▶ _What to produce_: Look through the records below, count the lines with the word "Promedio", and reply with only the number.

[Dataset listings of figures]
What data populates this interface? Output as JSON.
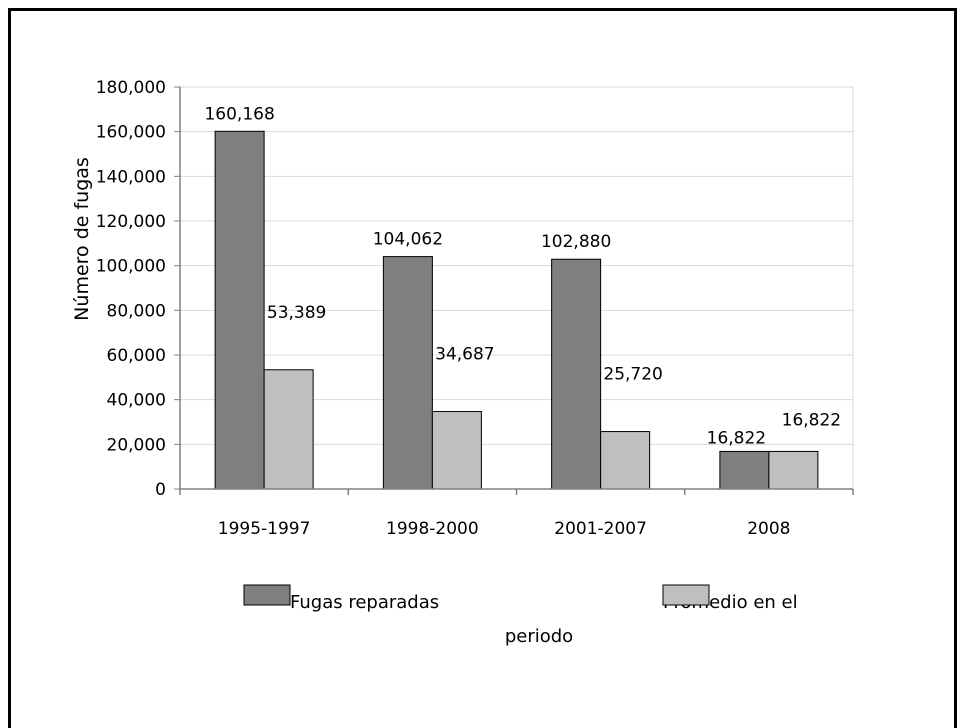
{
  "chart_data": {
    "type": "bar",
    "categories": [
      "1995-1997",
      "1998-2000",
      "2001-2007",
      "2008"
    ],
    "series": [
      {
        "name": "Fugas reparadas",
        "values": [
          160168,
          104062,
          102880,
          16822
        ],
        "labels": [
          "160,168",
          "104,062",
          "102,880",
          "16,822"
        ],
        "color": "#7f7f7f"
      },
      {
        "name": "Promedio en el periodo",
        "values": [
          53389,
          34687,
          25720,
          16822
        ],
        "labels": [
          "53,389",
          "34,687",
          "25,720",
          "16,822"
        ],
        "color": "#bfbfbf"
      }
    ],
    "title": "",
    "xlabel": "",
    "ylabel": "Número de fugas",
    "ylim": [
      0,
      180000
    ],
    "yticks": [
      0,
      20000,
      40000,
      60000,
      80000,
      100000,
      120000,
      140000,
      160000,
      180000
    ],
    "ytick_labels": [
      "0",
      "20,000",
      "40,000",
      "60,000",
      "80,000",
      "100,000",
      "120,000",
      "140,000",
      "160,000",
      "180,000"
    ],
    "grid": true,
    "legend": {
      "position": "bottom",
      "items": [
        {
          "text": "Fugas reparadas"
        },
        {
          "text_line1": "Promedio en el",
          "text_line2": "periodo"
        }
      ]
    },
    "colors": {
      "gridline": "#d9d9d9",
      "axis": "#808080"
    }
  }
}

---

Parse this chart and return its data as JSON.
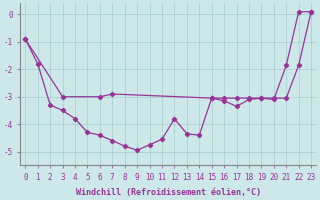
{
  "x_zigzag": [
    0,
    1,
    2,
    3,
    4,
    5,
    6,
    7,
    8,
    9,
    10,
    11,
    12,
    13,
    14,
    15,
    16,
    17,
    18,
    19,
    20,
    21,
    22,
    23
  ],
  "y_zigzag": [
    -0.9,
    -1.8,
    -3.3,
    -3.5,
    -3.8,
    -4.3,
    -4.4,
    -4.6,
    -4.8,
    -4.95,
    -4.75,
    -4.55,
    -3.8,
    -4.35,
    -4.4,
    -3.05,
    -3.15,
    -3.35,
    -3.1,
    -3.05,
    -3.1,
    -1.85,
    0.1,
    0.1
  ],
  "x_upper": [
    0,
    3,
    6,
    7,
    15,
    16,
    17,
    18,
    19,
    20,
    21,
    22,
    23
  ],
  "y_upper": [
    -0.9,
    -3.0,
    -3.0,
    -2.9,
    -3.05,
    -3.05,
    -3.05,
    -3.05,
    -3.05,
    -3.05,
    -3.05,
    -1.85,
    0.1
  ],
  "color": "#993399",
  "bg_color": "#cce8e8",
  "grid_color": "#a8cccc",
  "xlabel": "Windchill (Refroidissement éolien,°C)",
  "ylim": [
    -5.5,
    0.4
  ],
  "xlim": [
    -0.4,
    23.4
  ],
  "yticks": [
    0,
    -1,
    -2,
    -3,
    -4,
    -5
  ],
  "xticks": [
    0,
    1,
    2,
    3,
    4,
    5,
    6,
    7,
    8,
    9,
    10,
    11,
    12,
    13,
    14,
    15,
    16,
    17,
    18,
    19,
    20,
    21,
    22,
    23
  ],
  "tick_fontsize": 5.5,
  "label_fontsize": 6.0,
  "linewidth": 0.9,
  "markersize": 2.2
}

▶ _Output for this exercise_: 2